++++ DATA TO PROCESS
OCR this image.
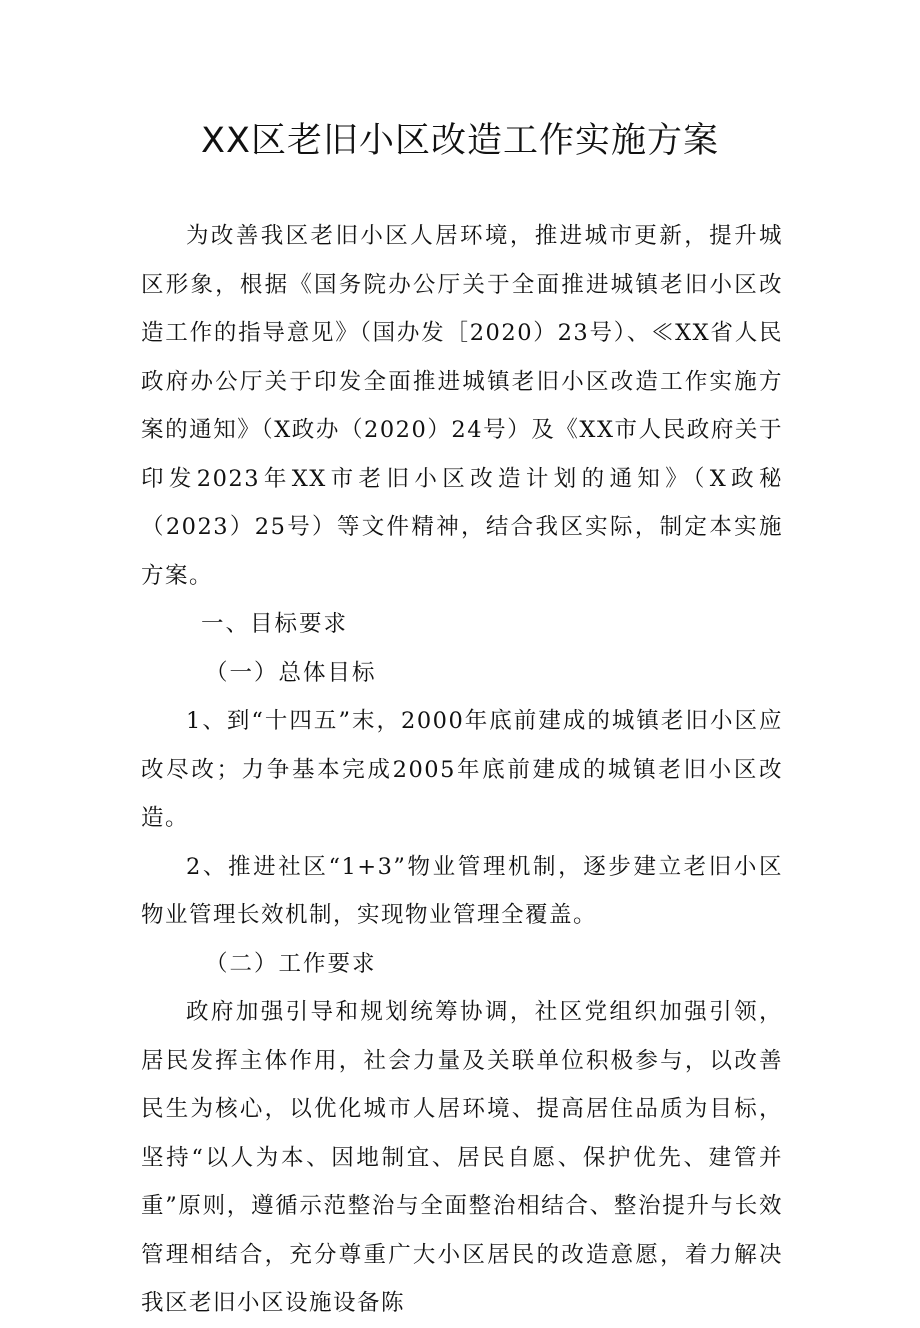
XX区老旧小区改造工作实施方案

为改善我区老旧小区人居环境，推进城市更新，提升城区形象，根据《国务院办公厅关于全面推进城镇老旧小区改造工作的指导意见》（国办发［2020）23号）、≪XX省人民政府办公厅关于印发全面推进城镇老旧小区改造工作实施方案的通知》（X政办（2020）24号）及《XX市人民政府关于印发2023年XX市老旧小区改造计划的通知》（X政秘（2023）25号）等文件精神，结合我区实际，制定本实施方案。

一、目标要求

（一）总体目标

1、到“十四五”末，2000年底前建成的城镇老旧小区应改尽改；力争基本完成2005年底前建成的城镇老旧小区改造。

2、推进社区“1+3”物业管理机制，逐步建立老旧小区物业管理长效机制，实现物业管理全覆盖。

（二）工作要求

政府加强引导和规划统筹协调，社区党组织加强引领，居民发挥主体作用，社会力量及关联单位积极参与，以改善民生为核心，以优化城市人居环境、提高居住品质为目标，坚持“以人为本、因地制宜、居民自愿、保护优先、建管并重”原则，遵循示范整治与全面整治相结合、整治提升与长效管理相结合，充分尊重广大小区居民的改造意愿，着力解决我区老旧小区设施设备陈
++++++++
Without including any pictures, please restate all the records exactly.

EXPECTED ANSWER =>
OCR this image.
XX区老旧小区改造工作实施方案

为改善我区老旧小区人居环境，推进城市更新，提升城区形象，根据《国务院办公厅关于全面推进城镇老旧小区改造工作的指导意见》（国办发［2020）23号）、≪XX省人民政府办公厅关于印发全面推进城镇老旧小区改造工作实施方案的通知》（X政办（2020）24号）及《XX市人民政府关于印发2023年XX市老旧小区改造计划的通知》（X政秘（2023）25号）等文件精神，结合我区实际，制定本实施方案。

一、目标要求

（一）总体目标

1、到“十四五”末，2000年底前建成的城镇老旧小区应改尽改；力争基本完成2005年底前建成的城镇老旧小区改造。

2、推进社区“1+3”物业管理机制，逐步建立老旧小区物业管理长效机制，实现物业管理全覆盖。

（二）工作要求

政府加强引导和规划统筹协调，社区党组织加强引领，居民发挥主体作用，社会力量及关联单位积极参与，以改善民生为核心，以优化城市人居环境、提高居住品质为目标，坚持“以人为本、因地制宜、居民自愿、保护优先、建管并重”原则，遵循示范整治与全面整治相结合、整治提升与长效管理相结合，充分尊重广大小区居民的改造意愿，着力解决我区老旧小区设施设备陈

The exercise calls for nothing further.